Exercise materials:
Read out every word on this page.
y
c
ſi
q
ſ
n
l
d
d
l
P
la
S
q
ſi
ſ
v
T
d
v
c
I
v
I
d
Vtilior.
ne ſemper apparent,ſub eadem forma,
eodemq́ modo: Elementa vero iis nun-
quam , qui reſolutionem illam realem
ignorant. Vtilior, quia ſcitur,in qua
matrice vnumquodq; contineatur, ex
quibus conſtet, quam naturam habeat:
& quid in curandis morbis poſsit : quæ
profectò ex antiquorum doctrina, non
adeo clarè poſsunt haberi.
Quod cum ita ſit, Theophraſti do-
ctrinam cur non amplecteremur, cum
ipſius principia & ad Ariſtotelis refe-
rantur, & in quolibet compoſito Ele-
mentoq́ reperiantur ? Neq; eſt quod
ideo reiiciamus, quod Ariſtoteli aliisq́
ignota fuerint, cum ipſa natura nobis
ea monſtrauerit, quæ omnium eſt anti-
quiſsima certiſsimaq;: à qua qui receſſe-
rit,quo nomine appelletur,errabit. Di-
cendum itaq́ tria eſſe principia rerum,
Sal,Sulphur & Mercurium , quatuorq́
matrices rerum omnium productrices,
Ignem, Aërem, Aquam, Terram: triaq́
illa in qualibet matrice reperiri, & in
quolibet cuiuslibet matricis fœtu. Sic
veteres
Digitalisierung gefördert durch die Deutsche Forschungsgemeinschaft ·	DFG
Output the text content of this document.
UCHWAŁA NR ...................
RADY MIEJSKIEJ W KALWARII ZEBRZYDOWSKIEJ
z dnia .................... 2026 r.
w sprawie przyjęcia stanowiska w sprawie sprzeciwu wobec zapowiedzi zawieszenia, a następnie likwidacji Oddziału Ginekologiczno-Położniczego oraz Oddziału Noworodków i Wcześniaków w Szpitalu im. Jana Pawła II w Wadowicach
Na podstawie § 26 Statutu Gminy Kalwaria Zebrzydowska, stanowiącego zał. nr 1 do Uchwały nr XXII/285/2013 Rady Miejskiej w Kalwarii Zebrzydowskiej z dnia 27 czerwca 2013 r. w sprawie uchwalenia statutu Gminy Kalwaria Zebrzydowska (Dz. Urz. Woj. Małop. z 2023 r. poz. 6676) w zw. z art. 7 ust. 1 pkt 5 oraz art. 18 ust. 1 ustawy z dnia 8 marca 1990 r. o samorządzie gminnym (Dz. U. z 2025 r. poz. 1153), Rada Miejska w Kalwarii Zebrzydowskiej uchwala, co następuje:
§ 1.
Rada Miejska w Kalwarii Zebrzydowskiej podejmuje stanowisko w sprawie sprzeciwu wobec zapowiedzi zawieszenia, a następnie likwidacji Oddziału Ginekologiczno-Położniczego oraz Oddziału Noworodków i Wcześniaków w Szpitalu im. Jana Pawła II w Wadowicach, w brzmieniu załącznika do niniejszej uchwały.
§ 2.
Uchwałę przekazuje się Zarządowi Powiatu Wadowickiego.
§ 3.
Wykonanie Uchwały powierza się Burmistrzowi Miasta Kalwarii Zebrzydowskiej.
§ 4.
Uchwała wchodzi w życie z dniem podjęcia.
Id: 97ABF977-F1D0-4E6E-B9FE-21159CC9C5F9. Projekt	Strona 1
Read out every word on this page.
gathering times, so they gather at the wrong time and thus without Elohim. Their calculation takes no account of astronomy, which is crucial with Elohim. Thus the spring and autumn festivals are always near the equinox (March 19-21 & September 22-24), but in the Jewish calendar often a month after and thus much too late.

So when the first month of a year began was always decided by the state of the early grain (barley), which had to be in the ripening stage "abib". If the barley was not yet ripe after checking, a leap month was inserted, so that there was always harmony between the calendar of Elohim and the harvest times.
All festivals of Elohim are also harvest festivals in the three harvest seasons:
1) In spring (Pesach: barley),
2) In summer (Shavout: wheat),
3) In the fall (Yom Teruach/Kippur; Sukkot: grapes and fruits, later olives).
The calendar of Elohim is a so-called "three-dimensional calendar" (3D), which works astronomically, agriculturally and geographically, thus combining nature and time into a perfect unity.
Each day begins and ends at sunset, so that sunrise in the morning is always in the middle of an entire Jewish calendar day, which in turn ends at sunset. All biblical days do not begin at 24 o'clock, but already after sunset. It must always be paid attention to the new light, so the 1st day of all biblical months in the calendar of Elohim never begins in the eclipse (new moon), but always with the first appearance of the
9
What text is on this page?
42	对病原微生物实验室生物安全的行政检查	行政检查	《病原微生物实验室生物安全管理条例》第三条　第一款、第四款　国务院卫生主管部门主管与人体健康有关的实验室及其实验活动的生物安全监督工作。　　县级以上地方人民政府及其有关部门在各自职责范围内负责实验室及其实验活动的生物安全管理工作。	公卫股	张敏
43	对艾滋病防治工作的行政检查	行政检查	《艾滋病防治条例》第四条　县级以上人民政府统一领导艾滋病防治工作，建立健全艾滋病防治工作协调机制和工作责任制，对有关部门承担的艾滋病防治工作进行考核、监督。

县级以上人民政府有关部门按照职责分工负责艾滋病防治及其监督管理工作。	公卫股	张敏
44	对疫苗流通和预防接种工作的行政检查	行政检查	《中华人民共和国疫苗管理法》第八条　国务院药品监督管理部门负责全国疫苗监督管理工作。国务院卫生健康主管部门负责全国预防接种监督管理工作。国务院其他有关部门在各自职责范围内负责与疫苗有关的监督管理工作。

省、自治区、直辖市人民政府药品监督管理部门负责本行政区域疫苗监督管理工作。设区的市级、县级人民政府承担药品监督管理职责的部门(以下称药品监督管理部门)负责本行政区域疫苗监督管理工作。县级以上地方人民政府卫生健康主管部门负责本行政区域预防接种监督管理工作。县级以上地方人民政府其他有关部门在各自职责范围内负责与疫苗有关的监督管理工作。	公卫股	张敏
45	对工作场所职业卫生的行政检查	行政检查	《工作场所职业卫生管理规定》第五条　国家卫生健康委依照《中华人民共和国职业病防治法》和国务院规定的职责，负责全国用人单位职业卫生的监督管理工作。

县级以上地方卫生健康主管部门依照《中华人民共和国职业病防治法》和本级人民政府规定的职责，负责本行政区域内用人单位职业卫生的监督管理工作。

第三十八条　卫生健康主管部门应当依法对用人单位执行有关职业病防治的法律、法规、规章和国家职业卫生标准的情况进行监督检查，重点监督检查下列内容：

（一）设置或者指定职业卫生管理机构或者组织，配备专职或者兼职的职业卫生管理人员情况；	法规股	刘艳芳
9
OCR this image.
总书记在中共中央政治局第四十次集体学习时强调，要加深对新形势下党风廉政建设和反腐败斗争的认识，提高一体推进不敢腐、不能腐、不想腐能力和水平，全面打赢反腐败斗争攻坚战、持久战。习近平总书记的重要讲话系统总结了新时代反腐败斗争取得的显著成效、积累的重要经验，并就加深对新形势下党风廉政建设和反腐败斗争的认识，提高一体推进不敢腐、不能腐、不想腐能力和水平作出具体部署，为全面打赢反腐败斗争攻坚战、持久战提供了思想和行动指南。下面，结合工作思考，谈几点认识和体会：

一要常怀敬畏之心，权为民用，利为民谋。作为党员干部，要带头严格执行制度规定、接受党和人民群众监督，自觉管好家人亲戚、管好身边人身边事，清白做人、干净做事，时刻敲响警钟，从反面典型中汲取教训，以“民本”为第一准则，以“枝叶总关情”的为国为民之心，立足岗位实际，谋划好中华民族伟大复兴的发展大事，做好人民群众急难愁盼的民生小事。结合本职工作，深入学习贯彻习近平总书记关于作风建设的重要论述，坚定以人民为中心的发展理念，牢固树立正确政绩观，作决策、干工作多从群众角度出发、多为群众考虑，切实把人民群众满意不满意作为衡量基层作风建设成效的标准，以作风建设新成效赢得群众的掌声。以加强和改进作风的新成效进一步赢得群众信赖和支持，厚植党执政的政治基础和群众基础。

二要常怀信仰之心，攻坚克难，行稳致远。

Written problem: Using the records above, list each line that includes "Jana".

Written response:
w sprawie przyjęcia stanowiska w sprawie sprzeciwu wobec zapowiedzi zawieszenia, a następnie likwidacji Oddziału Ginekologiczno-Położniczego oraz Oddziału Noworodków i Wcześniaków w Szpitalu im. Jana Pawła II w Wadowicach
Rada Miejska w Kalwarii Zebrzydowskiej podejmuje stanowisko w sprawie sprzeciwu wobec zapowiedzi zawieszenia, a następnie likwidacji Oddziału Ginekologiczno-Położniczego oraz Oddziału Noworodków i Wcześniaków w Szpitalu im. Jana Pawła II w Wadowicach, w brzmieniu załącznika do niniejszej uchwały.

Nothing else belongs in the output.